----- Dataset -----
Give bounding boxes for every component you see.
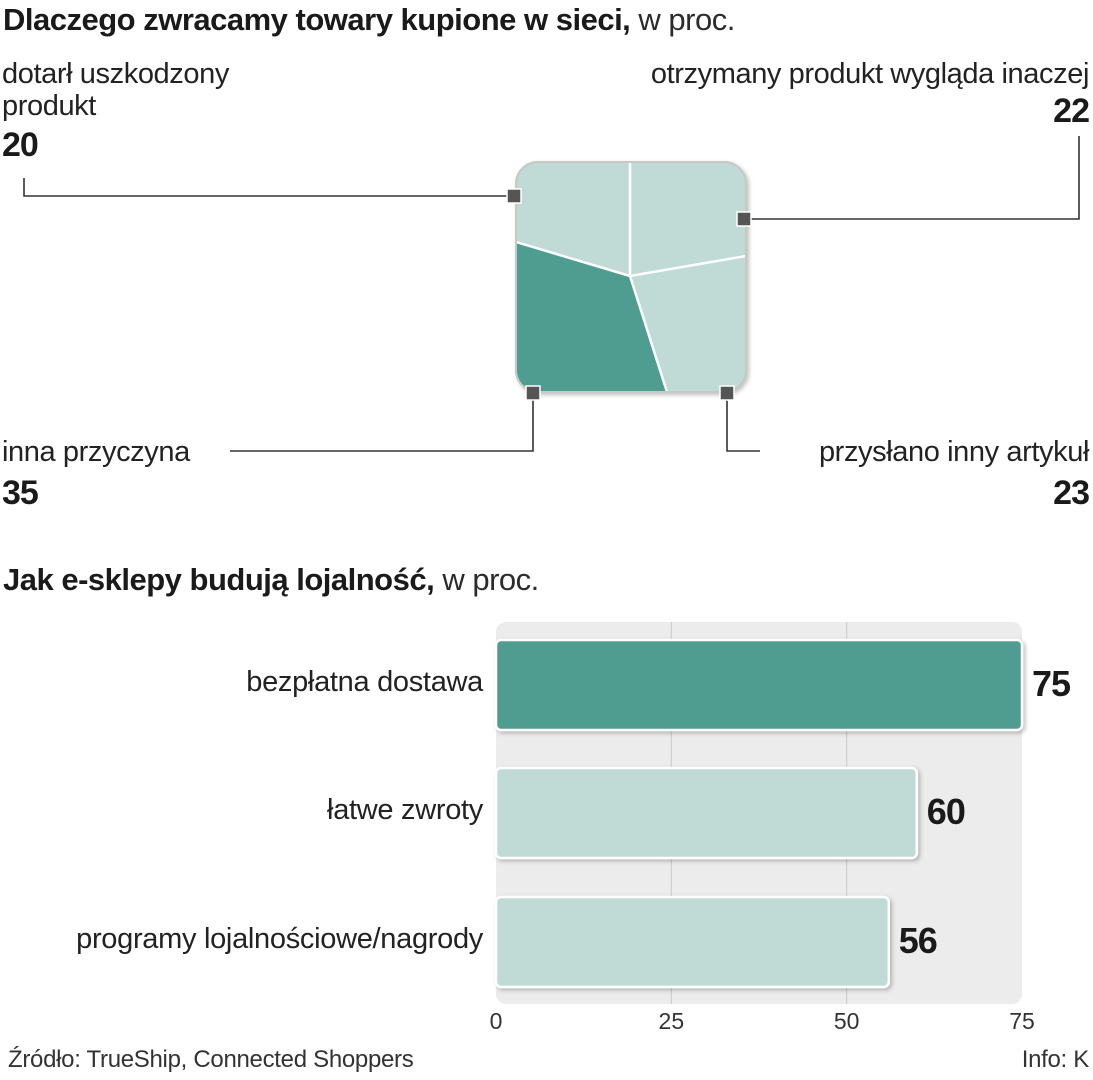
pie-slice-damaged [516, 162, 630, 276]
bar [494, 895, 890, 989]
x-tick-label: 0 [489, 1008, 503, 1034]
slice-label-other: inna przyczyna [2, 436, 190, 468]
leader-line-damaged [23, 178, 514, 197]
slice-value-different-look: 22 [1053, 92, 1090, 130]
pie-divider [629, 254, 746, 278]
bar-title-unit: w proc. [442, 562, 539, 597]
bar-value-label: 60 [926, 791, 966, 832]
slice-label-different-look: otrzymany produkt wygląda inaczej [650, 58, 1090, 90]
pie-slice-other [516, 242, 667, 392]
leader-line-different-look [744, 136, 1080, 220]
x-tick-label: 75 [1009, 1008, 1035, 1034]
pie-divider [516, 240, 631, 278]
pie-border [515, 161, 747, 393]
slice-value-damaged: 20 [2, 126, 39, 164]
bar [494, 766, 919, 860]
source-note: Źródło: TrueShip, Connected Shoppers [8, 1046, 414, 1073]
anchor-squares [506, 188, 752, 401]
anchor-damaged [506, 188, 522, 204]
slice-label-wrong-item: przysłano inny artykuł [818, 436, 1089, 468]
pie-chart [23, 136, 1080, 452]
anchor-wrong-item [719, 385, 735, 401]
info-note: Info: K [1021, 1046, 1090, 1073]
slice-value-wrong-item: 23 [1053, 474, 1090, 512]
pie-title-unit: w proc. [638, 2, 735, 37]
slice-value-other: 35 [2, 474, 39, 512]
bar-category-label: łatwe zwroty [327, 794, 483, 826]
bar-category-label: programy lojalnościowe/nagrody [76, 923, 483, 955]
bar-series [494, 638, 1024, 989]
bar [494, 638, 1024, 732]
anchor-different-look [736, 211, 752, 227]
bar-category-label: bezpłatna dostawa [246, 666, 483, 698]
pie-slice-wrong-item [630, 256, 746, 392]
slice-label-damaged: dotarł uszkodzony produkt [2, 58, 229, 122]
bar-value-label: 56 [898, 920, 938, 961]
x-tick-label: 50 [833, 1008, 860, 1034]
bar-chart [494, 622, 1024, 1004]
leader-lines [23, 136, 1080, 452]
leader-line-wrong-item [726, 392, 760, 452]
pie-slice-different-look [630, 162, 746, 276]
bar-title-text: Jak e-sklepy budują lojalność, [3, 562, 435, 597]
pie-divider [628, 275, 669, 392]
slice-label-damaged-line1: dotarł uszkodzony [2, 58, 229, 90]
slice-label-damaged-line2: produkt [2, 90, 96, 122]
x-tick-label: 25 [658, 1008, 685, 1034]
bar-value-label: 75 [1032, 663, 1071, 704]
pie-chart-title: Dlaczego zwracamy towary kupione w sieci… [3, 2, 735, 38]
pie-dividers [516, 162, 746, 392]
pie-title-text: Dlaczego zwracamy towary kupione w sieci… [3, 2, 631, 37]
bar-chart-title: Jak e-sklepy budują lojalność, w proc. [3, 562, 539, 598]
anchor-other [525, 385, 541, 401]
leader-line-other [230, 392, 534, 452]
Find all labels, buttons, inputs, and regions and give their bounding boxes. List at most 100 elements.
-----
Prompt:
Update the items above by replacing "bar-value-label" with "bar-value-tag" wherever it appears, and keep every other line unchanged. Leave the pictures out of your answer.

Task result:
Give bounding boxes for every component you see.
pie-slice-damaged [516, 162, 630, 276]
bar [494, 895, 890, 989]
x-tick-label: 0 [489, 1008, 503, 1034]
slice-label-other: inna przyczyna [2, 436, 190, 468]
leader-line-damaged [23, 178, 514, 197]
slice-value-different-look: 22 [1053, 92, 1090, 130]
pie-divider [629, 254, 746, 278]
bar-title-unit: w proc. [442, 562, 539, 597]
bar-value-tag: 60 [926, 791, 966, 832]
slice-label-different-look: otrzymany produkt wygląda inaczej [650, 58, 1090, 90]
pie-slice-other [516, 242, 667, 392]
leader-line-different-look [744, 136, 1080, 220]
x-tick-label: 75 [1009, 1008, 1035, 1034]
pie-divider [516, 240, 631, 278]
pie-border [515, 161, 747, 393]
slice-value-damaged: 20 [2, 126, 39, 164]
bar [494, 766, 919, 860]
source-note: Źródło: TrueShip, Connected Shoppers [8, 1046, 414, 1073]
anchor-squares [506, 188, 752, 401]
anchor-damaged [506, 188, 522, 204]
slice-label-wrong-item: przysłano inny artykuł [818, 436, 1089, 468]
pie-chart [23, 136, 1080, 452]
anchor-wrong-item [719, 385, 735, 401]
info-note: Info: K [1021, 1046, 1090, 1073]
slice-value-wrong-item: 23 [1053, 474, 1090, 512]
pie-title-unit: w proc. [638, 2, 735, 37]
slice-value-other: 35 [2, 474, 39, 512]
bar-category-label: łatwe zwroty [327, 794, 483, 826]
bar-category-label: programy lojalnościowe/nagrody [76, 923, 483, 955]
bar-series [494, 638, 1024, 989]
bar [494, 638, 1024, 732]
anchor-different-look [736, 211, 752, 227]
bar-category-label: bezpłatna dostawa [246, 666, 483, 698]
pie-slice-wrong-item [630, 256, 746, 392]
slice-label-damaged: dotarł uszkodzony produkt [2, 58, 229, 122]
bar-value-tag: 56 [898, 920, 938, 961]
x-tick-label: 50 [833, 1008, 860, 1034]
bar-chart [494, 622, 1024, 1004]
leader-lines [23, 136, 1080, 452]
leader-line-wrong-item [726, 392, 760, 452]
pie-slice-different-look [630, 162, 746, 276]
bar-title-text: Jak e-sklepy budują lojalność, [3, 562, 435, 597]
pie-divider [628, 275, 669, 392]
slice-label-damaged-line1: dotarł uszkodzony [2, 58, 229, 90]
slice-label-damaged-line2: produkt [2, 90, 96, 122]
x-tick-label: 25 [658, 1008, 685, 1034]
bar-value-tag: 75 [1032, 663, 1071, 704]
pie-chart-title: Dlaczego zwracamy towary kupione w sieci… [3, 2, 735, 38]
pie-dividers [516, 162, 746, 392]
pie-title-text: Dlaczego zwracamy towary kupione w sieci… [3, 2, 631, 37]
bar-chart-title: Jak e-sklepy budują lojalność, w proc. [3, 562, 539, 598]
anchor-other [525, 385, 541, 401]
leader-line-other [230, 392, 534, 452]
Find all labels, buttons, inputs, and regions and give their bounding boxes. List at most 100 elements.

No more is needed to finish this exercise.